- **Recorded data**:
--- BEGIN ---
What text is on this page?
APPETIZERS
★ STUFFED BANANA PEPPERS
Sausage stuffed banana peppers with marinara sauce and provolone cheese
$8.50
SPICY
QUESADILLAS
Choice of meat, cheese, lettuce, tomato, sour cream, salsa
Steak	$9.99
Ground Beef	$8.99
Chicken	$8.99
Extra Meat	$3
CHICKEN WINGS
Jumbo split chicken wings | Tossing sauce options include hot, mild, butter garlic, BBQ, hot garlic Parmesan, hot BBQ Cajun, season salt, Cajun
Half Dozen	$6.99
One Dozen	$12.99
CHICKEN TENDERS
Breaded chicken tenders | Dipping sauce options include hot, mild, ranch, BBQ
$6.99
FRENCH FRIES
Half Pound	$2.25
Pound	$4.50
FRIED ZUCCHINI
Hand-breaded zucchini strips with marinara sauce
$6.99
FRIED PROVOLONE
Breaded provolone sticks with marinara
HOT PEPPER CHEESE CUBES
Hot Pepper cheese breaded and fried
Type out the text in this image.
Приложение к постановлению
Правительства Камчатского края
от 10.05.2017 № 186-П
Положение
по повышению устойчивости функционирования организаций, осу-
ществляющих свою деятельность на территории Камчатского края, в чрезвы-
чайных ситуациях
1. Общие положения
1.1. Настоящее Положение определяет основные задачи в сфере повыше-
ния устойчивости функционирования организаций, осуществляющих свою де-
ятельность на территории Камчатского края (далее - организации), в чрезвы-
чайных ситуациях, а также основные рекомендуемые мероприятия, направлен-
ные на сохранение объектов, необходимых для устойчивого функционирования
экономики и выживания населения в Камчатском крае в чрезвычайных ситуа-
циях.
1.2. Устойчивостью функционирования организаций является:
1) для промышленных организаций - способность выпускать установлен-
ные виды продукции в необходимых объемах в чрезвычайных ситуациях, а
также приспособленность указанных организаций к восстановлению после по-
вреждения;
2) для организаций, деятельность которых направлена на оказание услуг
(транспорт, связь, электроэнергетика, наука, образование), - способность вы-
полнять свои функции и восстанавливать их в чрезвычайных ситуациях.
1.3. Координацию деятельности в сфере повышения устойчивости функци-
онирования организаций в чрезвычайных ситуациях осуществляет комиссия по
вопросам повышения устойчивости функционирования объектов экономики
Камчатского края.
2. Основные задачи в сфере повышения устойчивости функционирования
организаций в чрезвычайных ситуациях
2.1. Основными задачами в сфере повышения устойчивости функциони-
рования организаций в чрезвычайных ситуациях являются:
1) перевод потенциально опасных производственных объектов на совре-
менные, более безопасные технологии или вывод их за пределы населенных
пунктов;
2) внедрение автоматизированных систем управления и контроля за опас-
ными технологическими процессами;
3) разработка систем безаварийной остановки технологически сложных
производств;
--- END ---
- **Exercise aim**:
Locate each line containing the string "необходимых" and show it.

- **Answer below**:
ные на сохранение объектов, необходимых для устойчивого функционирования
ные виды продукции в необходимых объемах в чрезвычайных ситуациях, а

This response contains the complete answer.